__TASK PROMPT__: Write out each entry again. Keep every word exactly as it is.

● ● ● ●

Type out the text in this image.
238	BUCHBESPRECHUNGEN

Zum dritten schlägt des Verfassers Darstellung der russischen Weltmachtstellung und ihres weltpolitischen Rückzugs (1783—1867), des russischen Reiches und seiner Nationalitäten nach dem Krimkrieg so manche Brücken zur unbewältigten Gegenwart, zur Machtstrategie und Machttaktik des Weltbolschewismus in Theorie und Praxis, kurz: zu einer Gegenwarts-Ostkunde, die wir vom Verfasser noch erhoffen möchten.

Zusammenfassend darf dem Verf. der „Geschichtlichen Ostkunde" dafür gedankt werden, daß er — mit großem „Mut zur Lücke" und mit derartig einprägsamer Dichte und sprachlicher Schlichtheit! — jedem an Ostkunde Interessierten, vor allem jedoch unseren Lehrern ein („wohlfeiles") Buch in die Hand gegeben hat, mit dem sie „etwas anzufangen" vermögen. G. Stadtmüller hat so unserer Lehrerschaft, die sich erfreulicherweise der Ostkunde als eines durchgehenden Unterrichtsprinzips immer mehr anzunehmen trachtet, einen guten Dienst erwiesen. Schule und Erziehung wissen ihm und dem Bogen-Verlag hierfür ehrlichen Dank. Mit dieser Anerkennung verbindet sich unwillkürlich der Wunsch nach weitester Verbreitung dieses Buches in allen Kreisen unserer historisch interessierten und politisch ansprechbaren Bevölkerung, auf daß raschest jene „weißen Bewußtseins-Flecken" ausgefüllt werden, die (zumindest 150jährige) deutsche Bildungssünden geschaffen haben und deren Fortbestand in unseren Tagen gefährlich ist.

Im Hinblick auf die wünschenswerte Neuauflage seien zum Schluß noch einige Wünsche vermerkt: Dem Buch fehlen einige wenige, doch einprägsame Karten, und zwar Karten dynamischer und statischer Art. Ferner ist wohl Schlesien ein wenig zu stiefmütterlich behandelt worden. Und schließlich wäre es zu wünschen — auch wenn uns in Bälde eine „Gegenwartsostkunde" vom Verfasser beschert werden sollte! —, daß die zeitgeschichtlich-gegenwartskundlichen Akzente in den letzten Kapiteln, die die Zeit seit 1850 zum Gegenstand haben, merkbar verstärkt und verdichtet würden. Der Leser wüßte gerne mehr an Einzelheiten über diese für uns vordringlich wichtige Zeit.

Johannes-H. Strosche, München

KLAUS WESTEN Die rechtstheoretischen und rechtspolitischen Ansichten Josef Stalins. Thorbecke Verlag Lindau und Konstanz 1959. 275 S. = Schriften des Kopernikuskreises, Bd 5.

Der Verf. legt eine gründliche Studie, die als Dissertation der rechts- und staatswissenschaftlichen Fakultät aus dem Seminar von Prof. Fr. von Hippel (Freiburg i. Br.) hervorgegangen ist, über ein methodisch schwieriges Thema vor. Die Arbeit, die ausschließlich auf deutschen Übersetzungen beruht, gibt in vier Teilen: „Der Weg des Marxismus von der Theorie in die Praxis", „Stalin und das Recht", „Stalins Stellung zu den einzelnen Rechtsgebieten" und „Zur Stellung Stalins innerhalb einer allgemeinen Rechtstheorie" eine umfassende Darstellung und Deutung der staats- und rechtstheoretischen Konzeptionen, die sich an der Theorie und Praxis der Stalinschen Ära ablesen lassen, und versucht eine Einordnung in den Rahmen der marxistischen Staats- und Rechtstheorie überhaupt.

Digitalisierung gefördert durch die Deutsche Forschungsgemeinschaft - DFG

● ● ● ●

__RESULT__:
Type out the text in this image.
238	BUCHBESPRECHUNGEN

Zum dritten schlägt des Verfassers Darstellung der russischen Weltmachtstellung und ihres weltpolitischen Rückzugs (1783—1867), des russischen Reiches und seiner Nationalitäten nach dem Krimkrieg so manche Brücken zur unbewältigten Gegenwart, zur Machtstrategie und Machttaktik des Weltbolschewismus in Theorie und Praxis, kurz: zu einer Gegenwarts-Ostkunde, die wir vom Verfasser noch erhoffen möchten.

Zusammenfassend darf dem Verf. der „Geschichtlichen Ostkunde" dafür gedankt werden, daß er — mit großem „Mut zur Lücke" und mit derartig einprägsamer Dichte und sprachlicher Schlichtheit! — jedem an Ostkunde Interessierten, vor allem jedoch unseren Lehrern ein („wohlfeiles") Buch in die Hand gegeben hat, mit dem sie „etwas anzufangen" vermögen. G. Stadtmüller hat so unserer Lehrerschaft, die sich erfreulicherweise der Ostkunde als eines durchgehenden Unterrichtsprinzips immer mehr anzunehmen trachtet, einen guten Dienst erwiesen. Schule und Erziehung wissen ihm und dem Bogen-Verlag hierfür ehrlichen Dank. Mit dieser Anerkennung verbindet sich unwillkürlich der Wunsch nach weitester Verbreitung dieses Buches in allen Kreisen unserer historisch interessierten und politisch ansprechbaren Bevölkerung, auf daß raschest jene „weißen Bewußtseins-Flecken" ausgefüllt werden, die (zumindest 150jährige) deutsche Bildungssünden geschaffen haben und deren Fortbestand in unseren Tagen gefährlich ist.

Im Hinblick auf die wünschenswerte Neuauflage seien zum Schluß noch einige Wünsche vermerkt: Dem Buch fehlen einige wenige, doch einprägsame Karten, und zwar Karten dynamischer und statischer Art. Ferner ist wohl Schlesien ein wenig zu stiefmütterlich behandelt worden. Und schließlich wäre es zu wünschen — auch wenn uns in Bälde eine „Gegenwartsostkunde" vom Verfasser beschert werden sollte! —, daß die zeitgeschichtlich-gegenwartskundlichen Akzente in den letzten Kapiteln, die die Zeit seit 1850 zum Gegenstand haben, merkbar verstärkt und verdichtet würden. Der Leser wüßte gerne mehr an Einzelheiten über diese für uns vordringlich wichtige Zeit.

Johannes-H. Strosche, München

KLAUS WESTEN Die rechtstheoretischen und rechtspolitischen Ansichten Josef Stalins. Thorbecke Verlag Lindau und Konstanz 1959. 275 S. = Schriften des Kopernikuskreises, Bd 5.

Der Verf. legt eine gründliche Studie, die als Dissertation der rechts- und staatswissenschaftlichen Fakultät aus dem Seminar von Prof. Fr. von Hippel (Freiburg i. Br.) hervorgegangen ist, über ein methodisch schwieriges Thema vor. Die Arbeit, die ausschließlich auf deutschen Übersetzungen beruht, gibt in vier Teilen: „Der Weg des Marxismus von der Theorie in die Praxis", „Stalin und das Recht", „Stalins Stellung zu den einzelnen Rechtsgebieten" und „Zur Stellung Stalins innerhalb einer allgemeinen Rechtstheorie" eine umfassende Darstellung und Deutung der staats- und rechtstheoretischen Konzeptionen, die sich an der Theorie und Praxis der Stalinschen Ära ablesen lassen, und versucht eine Einordnung in den Rahmen der marxistischen Staats- und Rechtstheorie überhaupt.

Digitalisierung gefördert durch die Deutsche Forschungsgemeinschaft - DFG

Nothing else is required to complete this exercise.